• **The request**:
Gather every line that includes the word "得出了其热变形力学行为和变形机制", please.

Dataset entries
::::::::::

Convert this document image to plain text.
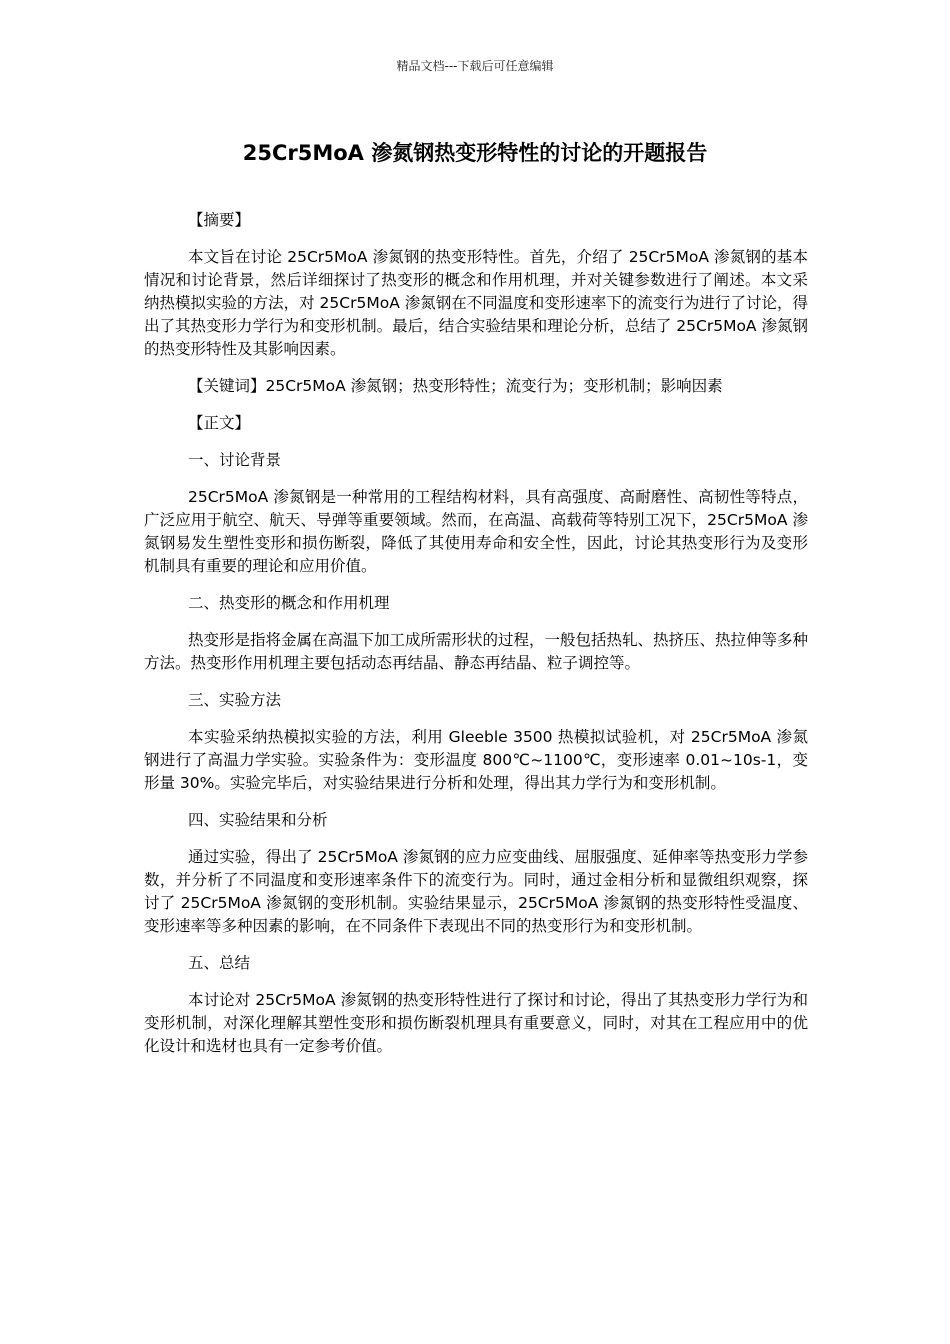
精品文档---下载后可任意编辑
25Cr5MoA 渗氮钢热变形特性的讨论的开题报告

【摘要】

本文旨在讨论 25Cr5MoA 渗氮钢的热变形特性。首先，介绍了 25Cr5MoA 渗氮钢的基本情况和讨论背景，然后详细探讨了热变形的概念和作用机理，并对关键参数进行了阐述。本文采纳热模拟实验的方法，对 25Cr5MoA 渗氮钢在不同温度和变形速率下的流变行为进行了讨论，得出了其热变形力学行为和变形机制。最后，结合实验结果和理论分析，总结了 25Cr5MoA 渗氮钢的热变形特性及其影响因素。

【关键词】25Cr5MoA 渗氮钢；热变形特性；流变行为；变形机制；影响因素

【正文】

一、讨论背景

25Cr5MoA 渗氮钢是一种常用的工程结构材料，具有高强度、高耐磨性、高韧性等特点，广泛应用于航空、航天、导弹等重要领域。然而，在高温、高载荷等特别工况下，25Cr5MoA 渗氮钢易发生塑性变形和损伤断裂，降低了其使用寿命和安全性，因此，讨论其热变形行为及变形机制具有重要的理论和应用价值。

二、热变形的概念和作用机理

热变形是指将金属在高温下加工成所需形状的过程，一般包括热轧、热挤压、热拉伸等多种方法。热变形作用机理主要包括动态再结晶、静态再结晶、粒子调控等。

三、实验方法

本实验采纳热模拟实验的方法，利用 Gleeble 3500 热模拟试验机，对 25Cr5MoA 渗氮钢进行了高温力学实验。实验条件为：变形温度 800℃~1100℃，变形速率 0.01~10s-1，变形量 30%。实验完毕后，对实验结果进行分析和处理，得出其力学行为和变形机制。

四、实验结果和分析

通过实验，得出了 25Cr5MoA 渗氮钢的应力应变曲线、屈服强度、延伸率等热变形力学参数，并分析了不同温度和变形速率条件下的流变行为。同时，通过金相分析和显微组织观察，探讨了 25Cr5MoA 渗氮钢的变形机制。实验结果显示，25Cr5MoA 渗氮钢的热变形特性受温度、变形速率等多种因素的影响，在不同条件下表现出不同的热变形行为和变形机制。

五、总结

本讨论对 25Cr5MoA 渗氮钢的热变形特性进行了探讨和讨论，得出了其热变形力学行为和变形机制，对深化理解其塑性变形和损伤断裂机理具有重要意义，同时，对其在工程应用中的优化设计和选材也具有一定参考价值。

::::::::::

• **Complete response**:
本文旨在讨论 25Cr5MoA 渗氮钢的热变形特性。首先，介绍了 25Cr5MoA 渗氮钢的基本情况和讨论背景，然后详细探讨了热变形的概念和作用机理，并对关键参数进行了阐述。本文采纳热模拟实验的方法，对 25Cr5MoA 渗氮钢在不同温度和变形速率下的流变行为进行了讨论，得出了其热变形力学行为和变形机制。最后，结合实验结果和理论分析，总结了 25Cr5MoA 渗氮钢的热变形特性及其影响因素。
本讨论对 25Cr5MoA 渗氮钢的热变形特性进行了探讨和讨论，得出了其热变形力学行为和变形机制，对深化理解其塑性变形和损伤断裂机理具有重要意义，同时，对其在工程应用中的优化设计和选材也具有一定参考价值。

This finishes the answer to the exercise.